** Aim of the exercise **
Search the listing below for the string "style" and show each line that contains it.

---*---

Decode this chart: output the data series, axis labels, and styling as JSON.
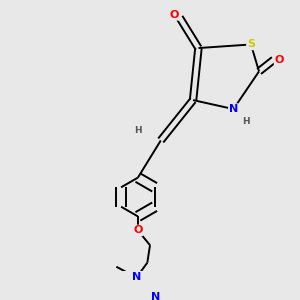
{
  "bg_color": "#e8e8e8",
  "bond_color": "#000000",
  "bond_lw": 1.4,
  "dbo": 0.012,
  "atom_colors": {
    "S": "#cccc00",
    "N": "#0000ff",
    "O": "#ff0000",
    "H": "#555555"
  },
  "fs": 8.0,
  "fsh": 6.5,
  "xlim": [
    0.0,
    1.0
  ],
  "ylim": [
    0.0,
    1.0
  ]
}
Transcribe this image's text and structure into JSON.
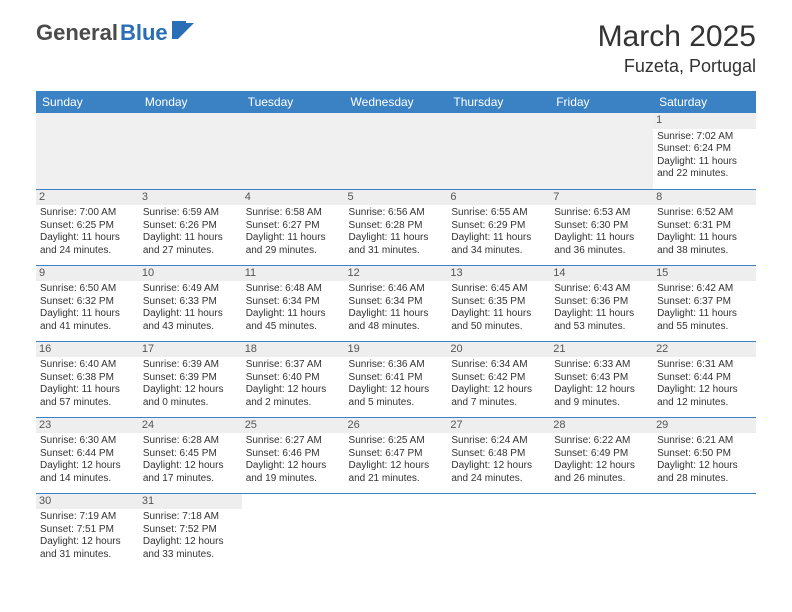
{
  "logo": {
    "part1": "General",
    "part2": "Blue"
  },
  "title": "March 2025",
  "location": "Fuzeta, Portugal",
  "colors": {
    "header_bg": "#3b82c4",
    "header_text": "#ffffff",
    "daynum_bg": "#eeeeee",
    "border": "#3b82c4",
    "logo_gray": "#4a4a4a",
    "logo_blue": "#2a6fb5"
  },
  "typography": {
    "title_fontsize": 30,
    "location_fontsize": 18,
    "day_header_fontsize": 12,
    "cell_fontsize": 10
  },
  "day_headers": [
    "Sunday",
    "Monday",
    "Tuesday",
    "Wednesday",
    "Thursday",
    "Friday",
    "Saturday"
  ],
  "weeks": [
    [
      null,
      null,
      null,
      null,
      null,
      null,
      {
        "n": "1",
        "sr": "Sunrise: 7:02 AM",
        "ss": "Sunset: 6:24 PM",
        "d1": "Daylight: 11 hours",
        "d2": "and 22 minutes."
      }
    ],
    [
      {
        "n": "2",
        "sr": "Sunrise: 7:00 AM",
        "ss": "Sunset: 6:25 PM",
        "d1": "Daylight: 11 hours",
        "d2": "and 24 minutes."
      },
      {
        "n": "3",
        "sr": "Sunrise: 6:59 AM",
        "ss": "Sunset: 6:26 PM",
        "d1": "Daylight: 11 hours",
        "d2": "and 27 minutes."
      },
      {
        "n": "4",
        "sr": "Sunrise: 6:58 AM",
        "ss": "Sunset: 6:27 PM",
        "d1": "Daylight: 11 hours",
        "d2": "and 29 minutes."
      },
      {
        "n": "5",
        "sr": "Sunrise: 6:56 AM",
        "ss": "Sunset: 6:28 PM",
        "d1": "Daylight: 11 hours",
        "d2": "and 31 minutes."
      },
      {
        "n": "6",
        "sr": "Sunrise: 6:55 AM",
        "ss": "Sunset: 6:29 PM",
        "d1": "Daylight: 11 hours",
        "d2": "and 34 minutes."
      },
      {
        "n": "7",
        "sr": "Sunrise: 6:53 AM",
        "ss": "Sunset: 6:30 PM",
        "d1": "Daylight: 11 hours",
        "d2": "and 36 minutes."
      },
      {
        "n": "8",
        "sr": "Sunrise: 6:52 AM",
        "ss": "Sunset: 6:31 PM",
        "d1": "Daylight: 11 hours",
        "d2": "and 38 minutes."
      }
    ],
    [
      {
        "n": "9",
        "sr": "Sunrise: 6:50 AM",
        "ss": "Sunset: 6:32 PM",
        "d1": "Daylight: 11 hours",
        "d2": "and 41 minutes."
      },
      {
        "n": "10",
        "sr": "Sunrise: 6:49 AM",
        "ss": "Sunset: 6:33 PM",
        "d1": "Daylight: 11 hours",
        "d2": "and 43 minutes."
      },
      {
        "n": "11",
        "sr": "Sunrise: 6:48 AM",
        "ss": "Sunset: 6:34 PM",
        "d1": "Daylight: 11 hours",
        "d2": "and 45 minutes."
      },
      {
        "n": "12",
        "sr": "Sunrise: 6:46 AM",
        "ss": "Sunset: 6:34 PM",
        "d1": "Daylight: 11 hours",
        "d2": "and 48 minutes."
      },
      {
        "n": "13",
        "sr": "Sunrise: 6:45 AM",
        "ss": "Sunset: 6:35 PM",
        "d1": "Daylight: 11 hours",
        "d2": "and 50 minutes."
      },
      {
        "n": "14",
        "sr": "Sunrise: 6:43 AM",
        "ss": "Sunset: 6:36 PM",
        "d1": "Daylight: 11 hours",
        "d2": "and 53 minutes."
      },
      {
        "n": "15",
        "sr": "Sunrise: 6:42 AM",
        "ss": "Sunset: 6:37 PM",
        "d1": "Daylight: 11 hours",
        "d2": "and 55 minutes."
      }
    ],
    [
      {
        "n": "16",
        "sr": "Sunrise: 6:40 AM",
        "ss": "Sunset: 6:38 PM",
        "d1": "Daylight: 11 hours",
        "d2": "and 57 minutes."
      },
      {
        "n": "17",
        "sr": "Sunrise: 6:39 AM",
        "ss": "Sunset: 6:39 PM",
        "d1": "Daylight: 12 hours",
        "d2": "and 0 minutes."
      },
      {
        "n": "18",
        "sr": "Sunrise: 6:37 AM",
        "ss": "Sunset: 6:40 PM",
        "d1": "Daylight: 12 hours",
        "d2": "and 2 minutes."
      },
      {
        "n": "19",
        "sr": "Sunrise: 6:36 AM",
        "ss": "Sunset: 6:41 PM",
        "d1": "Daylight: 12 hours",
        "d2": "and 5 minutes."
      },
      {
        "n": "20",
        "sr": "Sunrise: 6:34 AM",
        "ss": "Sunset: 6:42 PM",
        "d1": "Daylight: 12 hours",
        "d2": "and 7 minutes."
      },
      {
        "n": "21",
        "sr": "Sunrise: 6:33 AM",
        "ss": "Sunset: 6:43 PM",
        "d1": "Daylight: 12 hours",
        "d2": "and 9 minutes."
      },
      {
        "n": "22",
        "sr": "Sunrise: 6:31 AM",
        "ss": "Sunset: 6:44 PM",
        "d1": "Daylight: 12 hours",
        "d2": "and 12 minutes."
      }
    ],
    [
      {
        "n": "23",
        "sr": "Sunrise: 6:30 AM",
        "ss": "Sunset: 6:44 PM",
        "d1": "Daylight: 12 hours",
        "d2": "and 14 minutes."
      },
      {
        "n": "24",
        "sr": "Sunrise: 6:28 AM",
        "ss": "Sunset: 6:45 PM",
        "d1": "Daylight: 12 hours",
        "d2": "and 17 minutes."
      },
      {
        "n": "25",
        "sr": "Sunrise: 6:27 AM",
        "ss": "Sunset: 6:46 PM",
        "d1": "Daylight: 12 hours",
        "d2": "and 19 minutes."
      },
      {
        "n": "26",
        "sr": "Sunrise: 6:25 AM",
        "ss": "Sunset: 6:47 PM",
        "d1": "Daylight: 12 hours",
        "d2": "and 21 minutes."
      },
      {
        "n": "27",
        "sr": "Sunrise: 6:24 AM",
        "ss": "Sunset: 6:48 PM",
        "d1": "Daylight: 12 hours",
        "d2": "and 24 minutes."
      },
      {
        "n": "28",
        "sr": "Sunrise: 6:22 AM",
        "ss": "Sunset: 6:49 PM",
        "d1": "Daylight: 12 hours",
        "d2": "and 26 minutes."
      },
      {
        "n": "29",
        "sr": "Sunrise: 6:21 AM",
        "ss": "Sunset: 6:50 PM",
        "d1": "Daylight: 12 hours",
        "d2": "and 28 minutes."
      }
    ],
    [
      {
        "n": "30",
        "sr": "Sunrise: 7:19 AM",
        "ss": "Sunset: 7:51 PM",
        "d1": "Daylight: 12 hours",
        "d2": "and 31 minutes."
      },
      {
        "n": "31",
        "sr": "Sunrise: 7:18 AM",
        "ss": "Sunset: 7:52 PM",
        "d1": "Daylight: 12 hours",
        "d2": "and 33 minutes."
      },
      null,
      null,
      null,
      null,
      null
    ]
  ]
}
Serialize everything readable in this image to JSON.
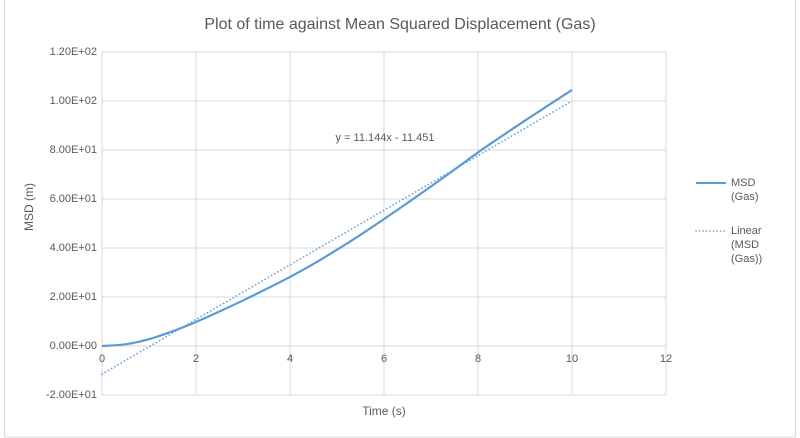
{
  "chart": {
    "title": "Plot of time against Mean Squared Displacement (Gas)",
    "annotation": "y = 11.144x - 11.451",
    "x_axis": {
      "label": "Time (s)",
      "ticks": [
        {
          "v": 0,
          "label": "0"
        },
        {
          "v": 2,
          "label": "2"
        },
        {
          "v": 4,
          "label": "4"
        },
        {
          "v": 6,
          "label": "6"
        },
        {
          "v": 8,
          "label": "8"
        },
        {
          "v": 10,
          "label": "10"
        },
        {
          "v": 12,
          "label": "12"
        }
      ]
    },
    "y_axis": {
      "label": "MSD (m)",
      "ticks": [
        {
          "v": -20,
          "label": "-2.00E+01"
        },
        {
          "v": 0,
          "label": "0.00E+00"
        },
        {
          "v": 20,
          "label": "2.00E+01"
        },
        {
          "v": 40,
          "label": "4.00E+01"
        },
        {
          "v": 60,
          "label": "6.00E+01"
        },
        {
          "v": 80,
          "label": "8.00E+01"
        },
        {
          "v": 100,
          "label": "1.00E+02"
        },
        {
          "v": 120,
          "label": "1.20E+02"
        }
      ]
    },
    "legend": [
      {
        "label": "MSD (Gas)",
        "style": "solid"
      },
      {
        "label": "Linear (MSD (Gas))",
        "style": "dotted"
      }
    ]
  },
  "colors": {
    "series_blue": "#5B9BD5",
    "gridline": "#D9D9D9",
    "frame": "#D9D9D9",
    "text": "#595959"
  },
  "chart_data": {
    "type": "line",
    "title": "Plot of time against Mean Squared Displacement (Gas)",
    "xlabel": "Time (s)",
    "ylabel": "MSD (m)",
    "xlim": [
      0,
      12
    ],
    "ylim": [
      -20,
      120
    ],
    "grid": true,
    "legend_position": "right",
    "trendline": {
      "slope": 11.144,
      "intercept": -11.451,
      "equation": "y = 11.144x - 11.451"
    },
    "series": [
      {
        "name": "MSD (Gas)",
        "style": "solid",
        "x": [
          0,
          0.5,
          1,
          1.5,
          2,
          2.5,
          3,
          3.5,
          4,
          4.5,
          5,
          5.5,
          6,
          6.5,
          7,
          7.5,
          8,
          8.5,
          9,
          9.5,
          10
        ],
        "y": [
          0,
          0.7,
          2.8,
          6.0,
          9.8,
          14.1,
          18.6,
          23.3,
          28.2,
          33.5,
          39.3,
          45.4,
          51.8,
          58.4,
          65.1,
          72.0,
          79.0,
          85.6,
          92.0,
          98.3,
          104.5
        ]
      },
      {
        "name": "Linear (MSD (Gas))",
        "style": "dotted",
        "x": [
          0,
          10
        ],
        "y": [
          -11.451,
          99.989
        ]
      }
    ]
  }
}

---*---

** In response **
        "style": "solid"
        "style": "dotted"
        "style": "solid",
        "style": "dotted",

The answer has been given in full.